Short task
Write the records out again, precisely as they stand.

Entries from a dataset:
┄┄┄┄┄┄┄┄┄┄┄┄┄┄┄┄┄┄┄┄

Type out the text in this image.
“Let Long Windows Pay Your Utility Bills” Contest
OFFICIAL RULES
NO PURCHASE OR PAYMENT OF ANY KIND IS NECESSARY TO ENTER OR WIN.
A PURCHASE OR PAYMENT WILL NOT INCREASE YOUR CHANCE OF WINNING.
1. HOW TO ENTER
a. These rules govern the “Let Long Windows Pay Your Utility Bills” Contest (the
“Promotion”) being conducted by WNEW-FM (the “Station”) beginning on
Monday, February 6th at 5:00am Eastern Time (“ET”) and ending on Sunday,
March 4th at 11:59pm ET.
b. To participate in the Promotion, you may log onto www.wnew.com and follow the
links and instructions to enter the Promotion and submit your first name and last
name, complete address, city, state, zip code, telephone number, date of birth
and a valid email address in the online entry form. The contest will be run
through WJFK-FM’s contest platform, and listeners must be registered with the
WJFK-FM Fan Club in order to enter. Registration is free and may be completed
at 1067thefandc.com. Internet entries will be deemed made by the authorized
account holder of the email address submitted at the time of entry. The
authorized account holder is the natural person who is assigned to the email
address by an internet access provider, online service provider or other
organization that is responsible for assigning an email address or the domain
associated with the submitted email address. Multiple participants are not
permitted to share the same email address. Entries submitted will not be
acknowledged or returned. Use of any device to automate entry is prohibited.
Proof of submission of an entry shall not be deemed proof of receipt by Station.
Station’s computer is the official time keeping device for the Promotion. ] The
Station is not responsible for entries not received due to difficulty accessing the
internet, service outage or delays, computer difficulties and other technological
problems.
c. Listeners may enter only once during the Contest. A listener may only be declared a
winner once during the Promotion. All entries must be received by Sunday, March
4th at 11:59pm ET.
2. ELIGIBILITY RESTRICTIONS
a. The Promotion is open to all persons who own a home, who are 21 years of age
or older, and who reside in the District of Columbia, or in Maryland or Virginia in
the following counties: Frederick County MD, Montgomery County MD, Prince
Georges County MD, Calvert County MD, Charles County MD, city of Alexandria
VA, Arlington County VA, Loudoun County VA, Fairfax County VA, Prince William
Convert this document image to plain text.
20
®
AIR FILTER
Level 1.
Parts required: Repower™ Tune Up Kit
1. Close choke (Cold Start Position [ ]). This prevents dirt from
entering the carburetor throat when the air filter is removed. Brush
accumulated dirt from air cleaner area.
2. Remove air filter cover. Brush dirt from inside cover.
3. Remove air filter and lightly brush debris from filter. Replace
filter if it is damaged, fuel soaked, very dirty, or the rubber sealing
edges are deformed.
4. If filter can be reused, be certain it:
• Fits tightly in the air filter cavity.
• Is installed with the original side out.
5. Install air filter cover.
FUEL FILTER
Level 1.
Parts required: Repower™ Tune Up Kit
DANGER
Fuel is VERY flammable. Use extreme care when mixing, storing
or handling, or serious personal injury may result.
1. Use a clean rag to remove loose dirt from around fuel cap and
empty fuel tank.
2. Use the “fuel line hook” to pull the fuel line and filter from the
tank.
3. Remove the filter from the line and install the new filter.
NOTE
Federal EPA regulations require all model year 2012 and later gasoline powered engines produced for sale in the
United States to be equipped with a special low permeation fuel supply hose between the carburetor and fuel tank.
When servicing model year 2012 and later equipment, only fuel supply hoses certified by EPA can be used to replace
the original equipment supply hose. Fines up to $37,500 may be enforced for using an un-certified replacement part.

┄┄┄┄┄┄┄┄┄┄┄┄┄┄┄┄┄┄┄┄

The completed task
Type out the text in this image.
“Let Long Windows Pay Your Utility Bills” Contest
OFFICIAL RULES
NO PURCHASE OR PAYMENT OF ANY KIND IS NECESSARY TO ENTER OR WIN.
A PURCHASE OR PAYMENT WILL NOT INCREASE YOUR CHANCE OF WINNING.
1. HOW TO ENTER
a. These rules govern the “Let Long Windows Pay Your Utility Bills” Contest (the
“Promotion”) being conducted by WNEW-FM (the “Station”) beginning on
Monday, February 6th at 5:00am Eastern Time (“ET”) and ending on Sunday,
March 4th at 11:59pm ET.
b. To participate in the Promotion, you may log onto www.wnew.com and follow the
links and instructions to enter the Promotion and submit your first name and last
name, complete address, city, state, zip code, telephone number, date of birth
and a valid email address in the online entry form. The contest will be run
through WJFK-FM’s contest platform, and listeners must be registered with the
WJFK-FM Fan Club in order to enter. Registration is free and may be completed
at 1067thefandc.com. Internet entries will be deemed made by the authorized
account holder of the email address submitted at the time of entry. The
authorized account holder is the natural person who is assigned to the email
address by an internet access provider, online service provider or other
organization that is responsible for assigning an email address or the domain
associated with the submitted email address. Multiple participants are not
permitted to share the same email address. Entries submitted will not be
acknowledged or returned. Use of any device to automate entry is prohibited.
Proof of submission of an entry shall not be deemed proof of receipt by Station.
Station’s computer is the official time keeping device for the Promotion. ] The
Station is not responsible for entries not received due to difficulty accessing the
internet, service outage or delays, computer difficulties and other technological
problems.
c. Listeners may enter only once during the Contest. A listener may only be declared a
winner once during the Promotion. All entries must be received by Sunday, March
4th at 11:59pm ET.
2. ELIGIBILITY RESTRICTIONS
a. The Promotion is open to all persons who own a home, who are 21 years of age
or older, and who reside in the District of Columbia, or in Maryland or Virginia in
the following counties: Frederick County MD, Montgomery County MD, Prince
Georges County MD, Calvert County MD, Charles County MD, city of Alexandria
VA, Arlington County VA, Loudoun County VA, Fairfax County VA, Prince William
Convert this document image to plain text.
20
®
AIR FILTER
Level 1.
Parts required: Repower™ Tune Up Kit
1. Close choke (Cold Start Position [ ]). This prevents dirt from
entering the carburetor throat when the air filter is removed. Brush
accumulated dirt from air cleaner area.
2. Remove air filter cover. Brush dirt from inside cover.
3. Remove air filter and lightly brush debris from filter. Replace
filter if it is damaged, fuel soaked, very dirty, or the rubber sealing
edges are deformed.
4. If filter can be reused, be certain it:
• Fits tightly in the air filter cavity.
• Is installed with the original side out.
5. Install air filter cover.
FUEL FILTER
Level 1.
Parts required: Repower™ Tune Up Kit
DANGER
Fuel is VERY flammable. Use extreme care when mixing, storing
or handling, or serious personal injury may result.
1. Use a clean rag to remove loose dirt from around fuel cap and
empty fuel tank.
2. Use the “fuel line hook” to pull the fuel line and filter from the
tank.
3. Remove the filter from the line and install the new filter.
NOTE
Federal EPA regulations require all model year 2012 and later gasoline powered engines produced for sale in the
United States to be equipped with a special low permeation fuel supply hose between the carburetor and fuel tank.
When servicing model year 2012 and later equipment, only fuel supply hoses certified by EPA can be used to replace
the original equipment supply hose. Fines up to $37,500 may be enforced for using an un-certified replacement part.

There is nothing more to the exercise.